WHAT IS NEEDED: When you have gone through the entries below, state how many lines include the word "integreras" and write nothing else.
Start of RECORDS PROVIDED
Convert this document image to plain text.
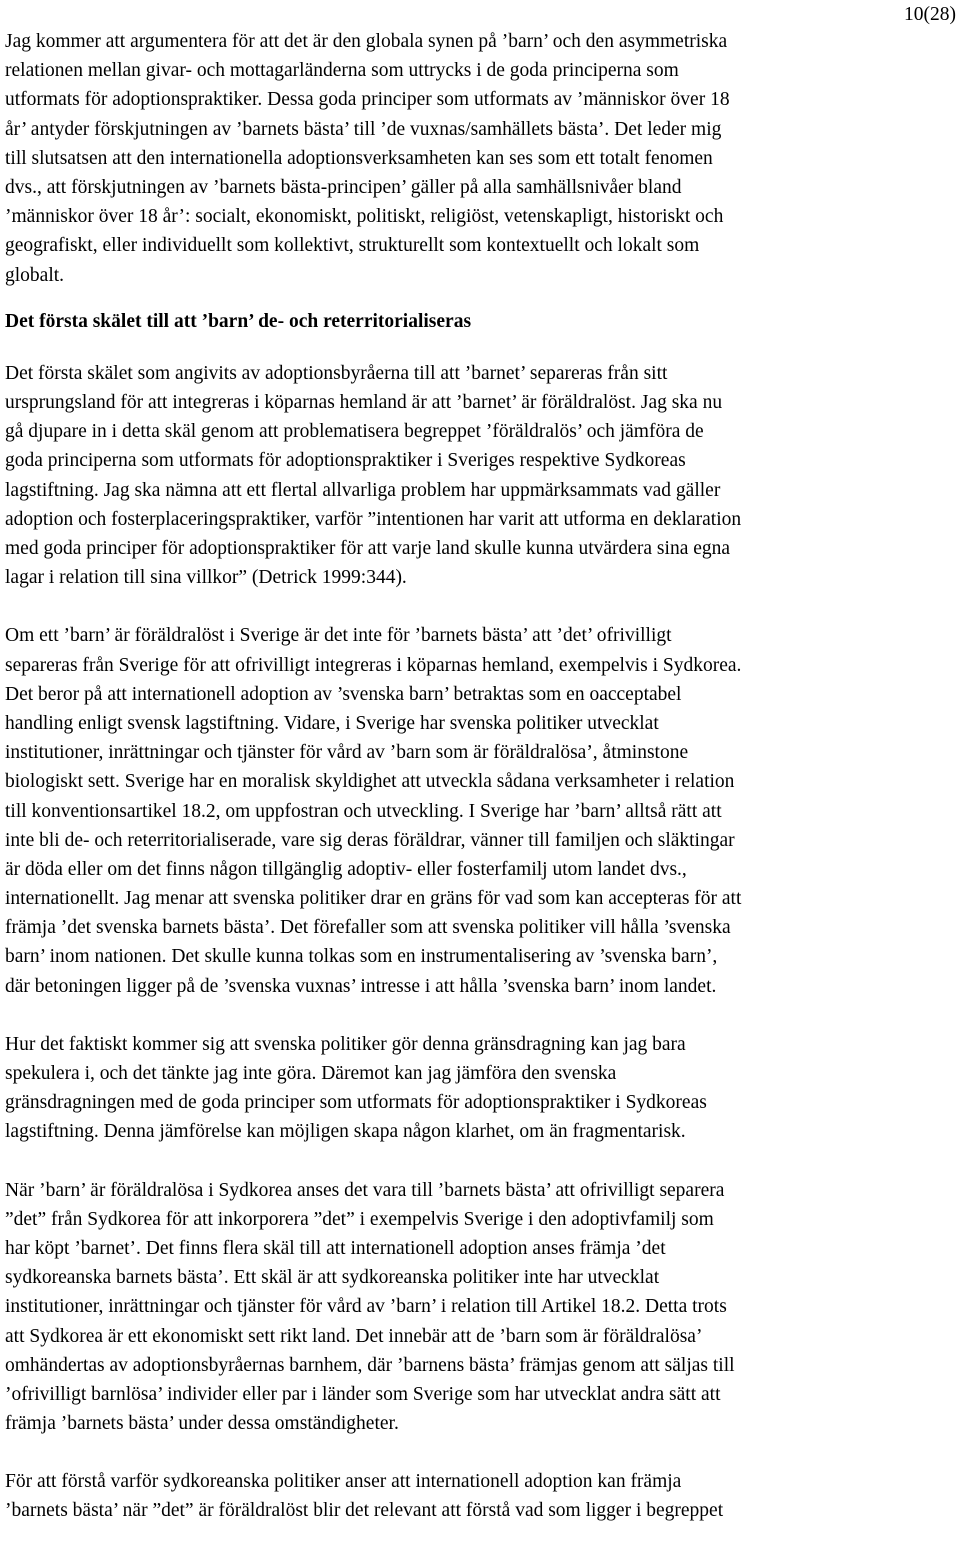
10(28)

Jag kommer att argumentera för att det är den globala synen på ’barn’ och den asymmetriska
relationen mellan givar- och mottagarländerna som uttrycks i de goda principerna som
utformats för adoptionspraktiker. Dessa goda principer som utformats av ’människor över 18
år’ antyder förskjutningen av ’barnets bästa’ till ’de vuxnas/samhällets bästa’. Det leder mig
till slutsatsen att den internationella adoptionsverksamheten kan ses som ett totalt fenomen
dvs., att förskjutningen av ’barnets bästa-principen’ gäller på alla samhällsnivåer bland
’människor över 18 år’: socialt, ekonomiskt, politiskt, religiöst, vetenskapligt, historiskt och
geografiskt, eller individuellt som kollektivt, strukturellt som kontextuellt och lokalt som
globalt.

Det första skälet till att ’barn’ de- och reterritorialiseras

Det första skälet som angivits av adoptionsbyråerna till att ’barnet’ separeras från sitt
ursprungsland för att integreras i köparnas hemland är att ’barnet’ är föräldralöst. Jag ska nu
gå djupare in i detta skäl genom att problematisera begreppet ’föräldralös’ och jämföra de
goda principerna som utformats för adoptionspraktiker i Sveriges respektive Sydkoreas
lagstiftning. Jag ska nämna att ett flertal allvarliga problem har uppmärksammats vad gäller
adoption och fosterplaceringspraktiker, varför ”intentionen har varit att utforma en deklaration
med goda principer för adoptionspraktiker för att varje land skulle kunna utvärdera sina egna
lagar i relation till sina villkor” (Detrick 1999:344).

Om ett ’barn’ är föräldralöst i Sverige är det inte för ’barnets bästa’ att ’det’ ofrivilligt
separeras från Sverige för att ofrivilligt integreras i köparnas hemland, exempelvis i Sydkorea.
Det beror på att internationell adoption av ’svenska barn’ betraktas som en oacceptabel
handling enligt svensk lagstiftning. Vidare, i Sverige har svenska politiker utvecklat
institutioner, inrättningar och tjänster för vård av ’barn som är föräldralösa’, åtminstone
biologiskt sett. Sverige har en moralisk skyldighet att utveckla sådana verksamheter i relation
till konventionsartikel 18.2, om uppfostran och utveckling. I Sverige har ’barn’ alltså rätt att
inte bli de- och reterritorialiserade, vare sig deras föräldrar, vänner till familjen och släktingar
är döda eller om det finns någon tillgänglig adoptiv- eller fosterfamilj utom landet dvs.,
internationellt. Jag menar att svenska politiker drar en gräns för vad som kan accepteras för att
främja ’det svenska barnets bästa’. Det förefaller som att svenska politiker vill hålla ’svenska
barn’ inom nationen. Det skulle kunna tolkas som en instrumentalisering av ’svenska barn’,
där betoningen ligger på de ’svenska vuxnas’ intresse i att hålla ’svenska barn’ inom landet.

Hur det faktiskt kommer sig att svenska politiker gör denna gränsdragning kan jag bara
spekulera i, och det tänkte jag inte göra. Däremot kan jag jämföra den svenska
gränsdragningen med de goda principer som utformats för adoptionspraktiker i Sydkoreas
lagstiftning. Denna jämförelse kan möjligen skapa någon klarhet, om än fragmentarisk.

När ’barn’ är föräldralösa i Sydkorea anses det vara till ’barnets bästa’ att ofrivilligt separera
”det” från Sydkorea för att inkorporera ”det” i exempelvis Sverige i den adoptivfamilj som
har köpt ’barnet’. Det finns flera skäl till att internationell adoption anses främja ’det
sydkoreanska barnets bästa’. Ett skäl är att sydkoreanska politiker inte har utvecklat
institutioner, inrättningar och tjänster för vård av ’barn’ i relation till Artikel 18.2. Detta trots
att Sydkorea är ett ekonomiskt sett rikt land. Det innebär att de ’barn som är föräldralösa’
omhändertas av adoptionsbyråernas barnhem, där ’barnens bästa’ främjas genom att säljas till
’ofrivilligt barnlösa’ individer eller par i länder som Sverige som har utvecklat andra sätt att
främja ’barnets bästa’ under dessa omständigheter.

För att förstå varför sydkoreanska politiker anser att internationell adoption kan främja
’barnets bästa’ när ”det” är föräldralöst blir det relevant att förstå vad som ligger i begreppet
End of RECORDS PROVIDED
ANSWER BELOW: 2